**SUPPLIED MATERIAL**
------------
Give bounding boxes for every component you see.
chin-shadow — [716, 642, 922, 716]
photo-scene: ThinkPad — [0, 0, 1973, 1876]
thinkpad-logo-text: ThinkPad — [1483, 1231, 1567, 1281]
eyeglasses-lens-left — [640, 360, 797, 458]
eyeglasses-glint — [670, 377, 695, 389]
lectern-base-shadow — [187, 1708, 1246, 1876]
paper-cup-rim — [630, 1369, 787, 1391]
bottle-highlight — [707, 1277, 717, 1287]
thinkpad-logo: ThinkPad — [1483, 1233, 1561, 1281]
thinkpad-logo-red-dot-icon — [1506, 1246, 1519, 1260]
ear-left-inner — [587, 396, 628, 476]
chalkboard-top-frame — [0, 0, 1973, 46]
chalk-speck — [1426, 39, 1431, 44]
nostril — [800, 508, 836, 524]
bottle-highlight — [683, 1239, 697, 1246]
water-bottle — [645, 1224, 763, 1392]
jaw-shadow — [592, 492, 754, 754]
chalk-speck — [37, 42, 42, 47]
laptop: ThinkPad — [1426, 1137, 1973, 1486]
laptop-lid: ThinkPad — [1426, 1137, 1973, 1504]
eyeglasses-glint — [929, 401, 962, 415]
------------
**WHAT IS BEING ASKED**
Reproduce every one of the lines above word for word, keeping their order.

**RESPONSE TO THE TASK**
Give bounding boxes for every component you see.
chin-shadow — [716, 642, 922, 716]
photo-scene: ThinkPad — [0, 0, 1973, 1876]
thinkpad-logo-text: ThinkPad — [1483, 1231, 1567, 1281]
eyeglasses-lens-left — [640, 360, 797, 458]
eyeglasses-glint — [670, 377, 695, 389]
lectern-base-shadow — [187, 1708, 1246, 1876]
paper-cup-rim — [630, 1369, 787, 1391]
bottle-highlight — [707, 1277, 717, 1287]
thinkpad-logo: ThinkPad — [1483, 1233, 1561, 1281]
thinkpad-logo-red-dot-icon — [1506, 1246, 1519, 1260]
ear-left-inner — [587, 396, 628, 476]
chalkboard-top-frame — [0, 0, 1973, 46]
chalk-speck — [1426, 39, 1431, 44]
nostril — [800, 508, 836, 524]
bottle-highlight — [683, 1239, 697, 1246]
water-bottle — [645, 1224, 763, 1392]
jaw-shadow — [592, 492, 754, 754]
chalk-speck — [37, 42, 42, 47]
laptop: ThinkPad — [1426, 1137, 1973, 1486]
laptop-lid: ThinkPad — [1426, 1137, 1973, 1504]
eyeglasses-glint — [929, 401, 962, 415]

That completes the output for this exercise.